What to do - From the article on the desktop chemical plant below, reproduce the part that begins with the words containing "Hsinchu/Taiwan – National" and ends with "the chemical industry.", substituting "three-year" for "five-year".

Revolutionary Microfluidic Process How the desktop chemical plant can transform the semiconductor and biomedical industries
There’s a new innovative and revolutionary microfluidic system which allows the mixing and extracting operations to be carried out using a mini glass chip which was otherwise conventionally performed with large-scale equipment. This microfluidic process boasts of combining numerous microfluidic chips simultaneously, thus, creating a ‘desktop chemical plant.’ Now, NTHU and Daicel have plans to integrate this microfluidic system into the chemical manufacturing industry.
Hsinchu/Taiwan – National Tsing Hua University (NTHU) and Daicel have announced a five-year joint project to integrate an innovative microfluidic system developed by scholar Kitamori Takehiko into the chemical manufacturing industry. Total investment in the project is 4 million dollars (450 million Japanese yen), and its potential to reduce energy consumption while lowering the production of carbon and waste is expected to set a new standard for sustainability in the chemical industry.
Prof. Kitamori, a world-renowned pioneer in microfluidic and nanofluidic technology and the former vice president of the University of Tokyo, has been serving as the Yushan Honorary Chair Professor of the Institute of Nanoengineering and Microsystems, Department of Power Mechanical Engineering at NTHU since 2020. Building on his previous research conducted at the University of Tokyo, he has developed an innovative microfluidic system which allows the mixing and extracting operations conventionally carried out with large-scale equipment to be performed using a glass chip the size of a business card and capable of combining thousands of microfluidic chips simultaneously, making it possible to create a ‘desktop chemical plant.’
Kitamori explained that it can be quite difficult to instantaneously mix several large barrels of chemicals with different temperatures and reaction speeds, and there may even be an explosion if the materials are not handled carefully. Thus, the preferred way of blending chemicals is by passing it through a microchannel, which makes it possible to precisely control the number of raw materials used, as well as the mixing sequence and conditions, thereby optimizing the quality of the final product.

Records -
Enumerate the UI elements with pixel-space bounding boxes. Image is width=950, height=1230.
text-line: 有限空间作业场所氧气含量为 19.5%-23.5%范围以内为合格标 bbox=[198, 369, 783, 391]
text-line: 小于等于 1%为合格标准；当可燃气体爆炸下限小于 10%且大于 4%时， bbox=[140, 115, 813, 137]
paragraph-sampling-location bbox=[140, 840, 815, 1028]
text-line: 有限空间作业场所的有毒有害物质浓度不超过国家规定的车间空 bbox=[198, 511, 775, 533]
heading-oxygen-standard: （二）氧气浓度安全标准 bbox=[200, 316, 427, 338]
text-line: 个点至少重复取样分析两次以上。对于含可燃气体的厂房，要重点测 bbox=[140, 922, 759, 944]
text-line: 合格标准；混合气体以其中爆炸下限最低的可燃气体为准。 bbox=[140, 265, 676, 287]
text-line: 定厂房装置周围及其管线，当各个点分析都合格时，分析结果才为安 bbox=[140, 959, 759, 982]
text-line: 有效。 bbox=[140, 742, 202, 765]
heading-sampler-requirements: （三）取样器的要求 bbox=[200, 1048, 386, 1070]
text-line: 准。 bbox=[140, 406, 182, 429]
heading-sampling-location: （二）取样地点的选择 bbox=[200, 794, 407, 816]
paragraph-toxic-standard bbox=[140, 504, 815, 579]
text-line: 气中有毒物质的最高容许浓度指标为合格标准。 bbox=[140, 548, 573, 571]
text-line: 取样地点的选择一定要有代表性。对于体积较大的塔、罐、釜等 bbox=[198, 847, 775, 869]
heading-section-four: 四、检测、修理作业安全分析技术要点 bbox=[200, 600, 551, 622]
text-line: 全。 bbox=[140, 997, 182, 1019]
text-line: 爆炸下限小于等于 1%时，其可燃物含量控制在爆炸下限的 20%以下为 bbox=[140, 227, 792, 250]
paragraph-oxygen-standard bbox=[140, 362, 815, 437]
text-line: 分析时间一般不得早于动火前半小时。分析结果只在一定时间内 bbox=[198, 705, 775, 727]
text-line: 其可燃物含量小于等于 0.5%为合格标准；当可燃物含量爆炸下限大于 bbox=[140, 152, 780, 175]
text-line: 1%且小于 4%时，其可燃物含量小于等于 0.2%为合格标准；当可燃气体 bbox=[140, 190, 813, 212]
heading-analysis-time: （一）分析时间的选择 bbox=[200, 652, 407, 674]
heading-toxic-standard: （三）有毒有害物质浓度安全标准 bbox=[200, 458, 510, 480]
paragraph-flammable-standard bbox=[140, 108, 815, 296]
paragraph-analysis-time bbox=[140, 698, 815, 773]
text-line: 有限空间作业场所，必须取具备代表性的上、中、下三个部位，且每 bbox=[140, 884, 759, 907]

Your solution -
Hsinchu/Taiwan – National Tsing Hua University (NTHU) and Daicel have announced a three-year joint project to integrate an innovative microfluidic system developed by scholar Kitamori Takehiko into the chemical manufacturing industry. Total investment in the project is 4 million dollars (450 million Japanese yen), and its potential to reduce energy consumption while lowering the production of carbon and waste is expected to set a new standard for sustainability in the chemical industry.